**CHALLENGE:** Below is some material; transcribe all of it exactly.

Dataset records
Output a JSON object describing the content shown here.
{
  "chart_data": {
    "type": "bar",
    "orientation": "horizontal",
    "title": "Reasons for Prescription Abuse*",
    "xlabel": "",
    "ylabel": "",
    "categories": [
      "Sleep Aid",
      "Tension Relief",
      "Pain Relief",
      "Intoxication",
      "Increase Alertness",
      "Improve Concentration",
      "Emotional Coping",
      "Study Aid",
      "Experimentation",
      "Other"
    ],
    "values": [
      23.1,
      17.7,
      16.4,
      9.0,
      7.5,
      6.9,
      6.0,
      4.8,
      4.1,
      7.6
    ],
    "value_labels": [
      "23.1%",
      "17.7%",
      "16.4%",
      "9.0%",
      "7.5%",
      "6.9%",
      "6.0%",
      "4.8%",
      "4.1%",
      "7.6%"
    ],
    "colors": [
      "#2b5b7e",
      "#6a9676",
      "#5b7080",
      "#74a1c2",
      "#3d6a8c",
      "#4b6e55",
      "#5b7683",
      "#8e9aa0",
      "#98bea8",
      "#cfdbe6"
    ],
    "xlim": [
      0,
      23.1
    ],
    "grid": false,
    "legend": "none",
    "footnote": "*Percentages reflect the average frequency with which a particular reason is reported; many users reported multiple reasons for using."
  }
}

**THE SOLUTION:**
Output a JSON object describing the content shown here.
{
  "chart_data": {
    "type": "bar",
    "orientation": "horizontal",
    "title": "Reasons for Prescription Abuse*",
    "xlabel": "",
    "ylabel": "",
    "categories": [
      "Sleep Aid",
      "Tension Relief",
      "Pain Relief",
      "Intoxication",
      "Increase Alertness",
      "Improve Concentration",
      "Emotional Coping",
      "Study Aid",
      "Experimentation",
      "Other"
    ],
    "values": [
      23.1,
      17.7,
      16.4,
      9.0,
      7.5,
      6.9,
      6.0,
      4.8,
      4.1,
      7.6
    ],
    "value_labels": [
      "23.1%",
      "17.7%",
      "16.4%",
      "9.0%",
      "7.5%",
      "6.9%",
      "6.0%",
      "4.8%",
      "4.1%",
      "7.6%"
    ],
    "colors": [
      "#2b5b7e",
      "#6a9676",
      "#5b7080",
      "#74a1c2",
      "#3d6a8c",
      "#4b6e55",
      "#5b7683",
      "#8e9aa0",
      "#98bea8",
      "#cfdbe6"
    ],
    "xlim": [
      0,
      23.1
    ],
    "grid": false,
    "legend": "none",
    "footnote": "*Percentages reflect the average frequency with which a particular reason is reported; many users reported multiple reasons for using."
  }
}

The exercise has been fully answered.